[Dataset records]

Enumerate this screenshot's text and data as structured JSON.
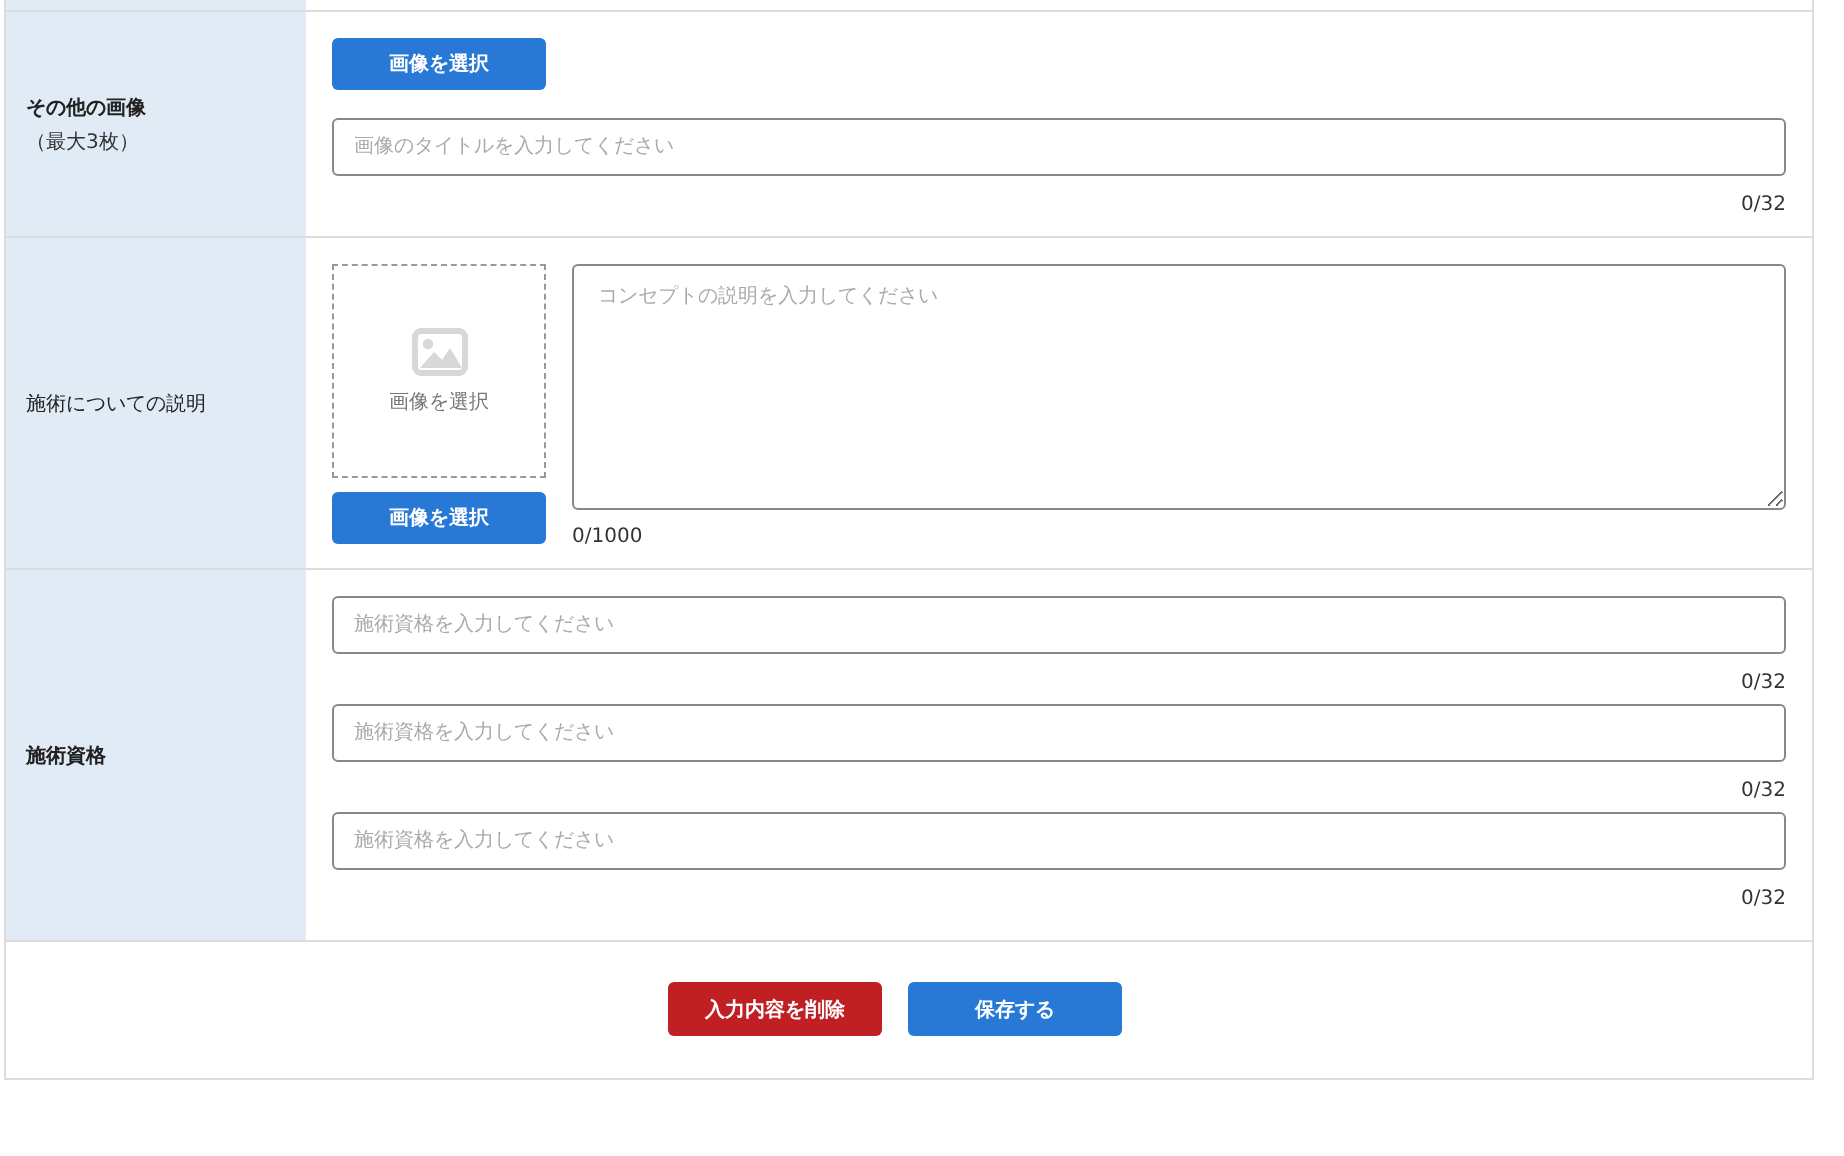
{
  "rows": [
    {
      "kind": "image_title",
      "label": "その他の画像",
      "sublabel": "（最大3枚）",
      "bold": true,
      "button": "画像を選択",
      "placeholder": "画像のタイトルを入力してください",
      "counter": "0/32"
    },
    {
      "kind": "image_description",
      "label": "施術についての説明",
      "bold": false,
      "dropzone_text": "画像を選択",
      "button": "画像を選択",
      "placeholder": "コンセプトの説明を入力してください",
      "counter": "0/1000"
    },
    {
      "kind": "text_list",
      "label": "施術資格",
      "bold": true,
      "fields": [
        {
          "placeholder": "施術資格を入力してください",
          "counter": "0/32"
        },
        {
          "placeholder": "施術資格を入力してください",
          "counter": "0/32"
        },
        {
          "placeholder": "施術資格を入力してください",
          "counter": "0/32"
        }
      ]
    }
  ],
  "buttons": [
    {
      "label": "入力内容を削除",
      "kind": "danger"
    },
    {
      "label": "保存する",
      "kind": "primary"
    }
  ]
}
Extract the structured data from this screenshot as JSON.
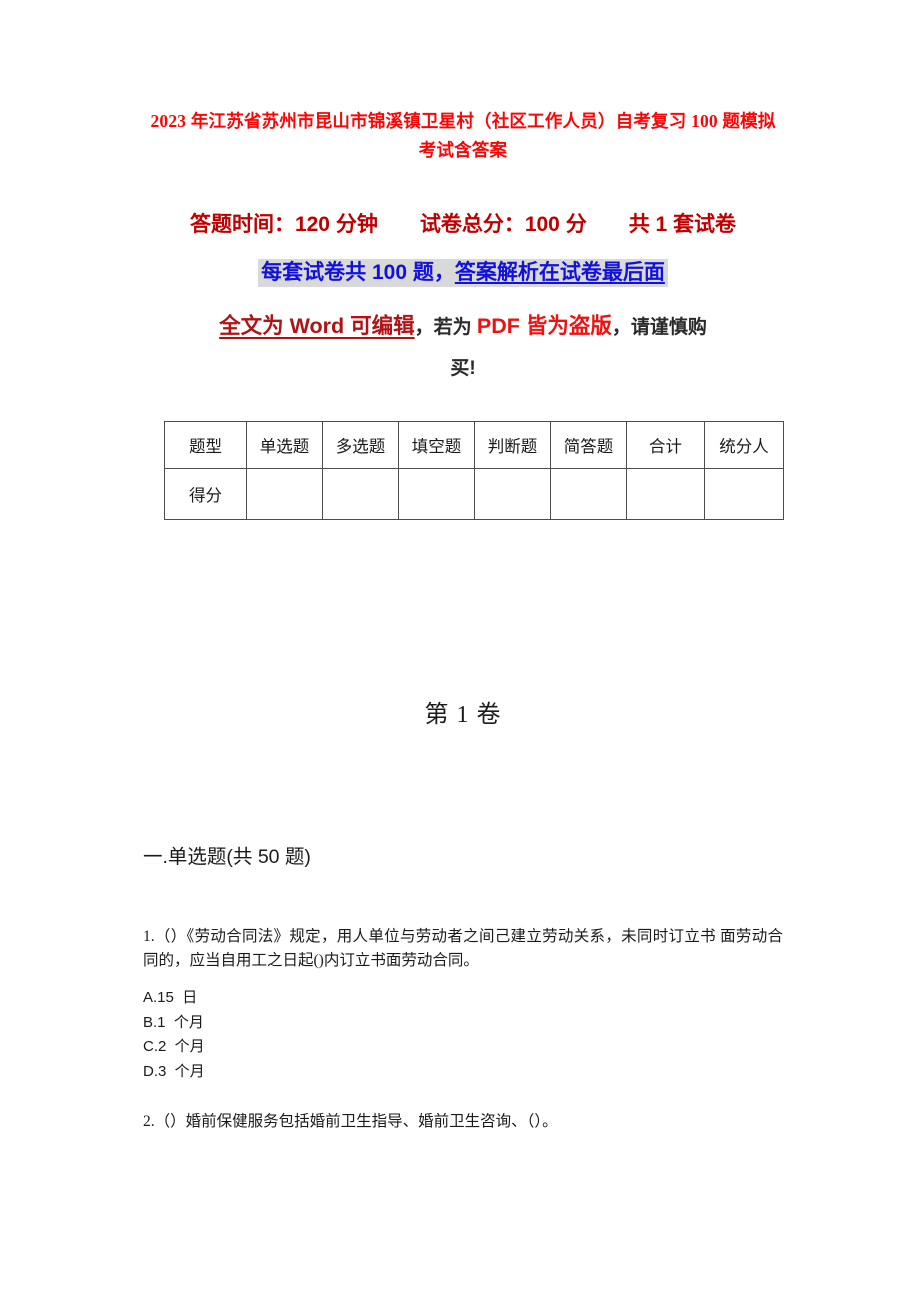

* Task prompt:
Repeat the lines above exactly, and keep every picture out.

* Expected answer:
Enumerate this screenshot's text and data as structured JSON.
{
  "rows": [
    {
      "kind": "image_title",
      "label": "その他の画像",
      "sublabel": "（最大3枚）",
      "bold": true,
      "button": "画像を選択",
      "placeholder": "画像のタイトルを入力してください",
      "counter": "0/32"
    },
    {
      "kind": "image_description",
      "label": "施術についての説明",
      "bold": false,
      "dropzone_text": "画像を選択",
      "button": "画像を選択",
      "placeholder": "コンセプトの説明を入力してください",
      "counter": "0/1000"
    },
    {
      "kind": "text_list",
      "label": "施術資格",
      "bold": true,
      "fields": [
        {
          "placeholder": "施術資格を入力してください",
          "counter": "0/32"
        },
        {
          "placeholder": "施術資格を入力してください",
          "counter": "0/32"
        },
        {
          "placeholder": "施術資格を入力してください",
          "counter": "0/32"
        }
      ]
    }
  ],
  "buttons": [
    {
      "label": "入力内容を削除",
      "kind": "danger"
    },
    {
      "label": "保存する",
      "kind": "primary"
    }
  ]
}
Extract the structured data from this screenshot as JSON.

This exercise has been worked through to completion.